- Dataset extract
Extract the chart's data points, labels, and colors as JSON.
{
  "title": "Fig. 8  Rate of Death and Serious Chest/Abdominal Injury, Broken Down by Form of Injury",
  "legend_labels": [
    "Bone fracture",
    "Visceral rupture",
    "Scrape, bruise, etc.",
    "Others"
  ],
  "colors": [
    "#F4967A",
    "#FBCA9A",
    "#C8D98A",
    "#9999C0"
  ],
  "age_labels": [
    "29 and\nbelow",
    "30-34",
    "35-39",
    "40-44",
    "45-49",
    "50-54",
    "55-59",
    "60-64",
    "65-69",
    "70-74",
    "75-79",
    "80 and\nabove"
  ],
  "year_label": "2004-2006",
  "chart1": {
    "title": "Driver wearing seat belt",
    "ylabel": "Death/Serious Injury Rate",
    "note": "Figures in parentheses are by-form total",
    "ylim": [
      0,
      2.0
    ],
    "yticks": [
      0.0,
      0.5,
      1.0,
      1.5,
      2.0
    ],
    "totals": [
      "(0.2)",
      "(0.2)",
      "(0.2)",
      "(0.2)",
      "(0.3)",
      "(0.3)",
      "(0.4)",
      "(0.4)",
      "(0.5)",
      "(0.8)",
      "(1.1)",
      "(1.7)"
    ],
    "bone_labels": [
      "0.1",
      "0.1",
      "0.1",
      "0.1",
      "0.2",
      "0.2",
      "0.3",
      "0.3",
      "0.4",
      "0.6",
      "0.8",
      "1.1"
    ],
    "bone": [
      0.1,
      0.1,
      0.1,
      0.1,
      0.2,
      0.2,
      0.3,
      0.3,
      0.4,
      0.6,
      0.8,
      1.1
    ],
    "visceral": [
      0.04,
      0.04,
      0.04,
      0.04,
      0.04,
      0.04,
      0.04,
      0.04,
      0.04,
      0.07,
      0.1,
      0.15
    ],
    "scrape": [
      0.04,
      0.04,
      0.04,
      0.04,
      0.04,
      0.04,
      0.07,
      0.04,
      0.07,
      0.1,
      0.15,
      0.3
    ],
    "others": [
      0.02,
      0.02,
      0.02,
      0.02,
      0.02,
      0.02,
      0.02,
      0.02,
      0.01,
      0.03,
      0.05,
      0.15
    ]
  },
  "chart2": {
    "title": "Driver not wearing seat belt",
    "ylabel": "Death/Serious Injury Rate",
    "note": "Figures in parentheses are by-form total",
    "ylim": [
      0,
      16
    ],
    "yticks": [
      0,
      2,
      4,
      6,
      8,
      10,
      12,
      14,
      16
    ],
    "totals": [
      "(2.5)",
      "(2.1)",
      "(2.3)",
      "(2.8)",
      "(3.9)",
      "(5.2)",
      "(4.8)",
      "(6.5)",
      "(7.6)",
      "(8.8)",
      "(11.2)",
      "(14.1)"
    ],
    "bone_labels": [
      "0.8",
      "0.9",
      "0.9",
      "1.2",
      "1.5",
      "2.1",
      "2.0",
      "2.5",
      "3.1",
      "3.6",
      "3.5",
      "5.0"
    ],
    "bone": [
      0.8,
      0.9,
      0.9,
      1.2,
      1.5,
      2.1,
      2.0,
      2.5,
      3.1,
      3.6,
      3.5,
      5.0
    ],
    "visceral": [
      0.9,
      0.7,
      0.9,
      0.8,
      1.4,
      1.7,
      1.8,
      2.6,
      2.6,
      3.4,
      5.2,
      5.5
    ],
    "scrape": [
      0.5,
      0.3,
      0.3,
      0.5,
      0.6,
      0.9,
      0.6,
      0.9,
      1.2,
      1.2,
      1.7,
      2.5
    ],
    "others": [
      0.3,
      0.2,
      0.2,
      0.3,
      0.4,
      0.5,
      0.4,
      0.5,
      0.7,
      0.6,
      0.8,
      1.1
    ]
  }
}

- Do this
Which lines hold the word "seat"? Copy every one of them.

- Full solution
    "title": "Driver wearing seat belt",
    "title": "Driver not wearing seat belt",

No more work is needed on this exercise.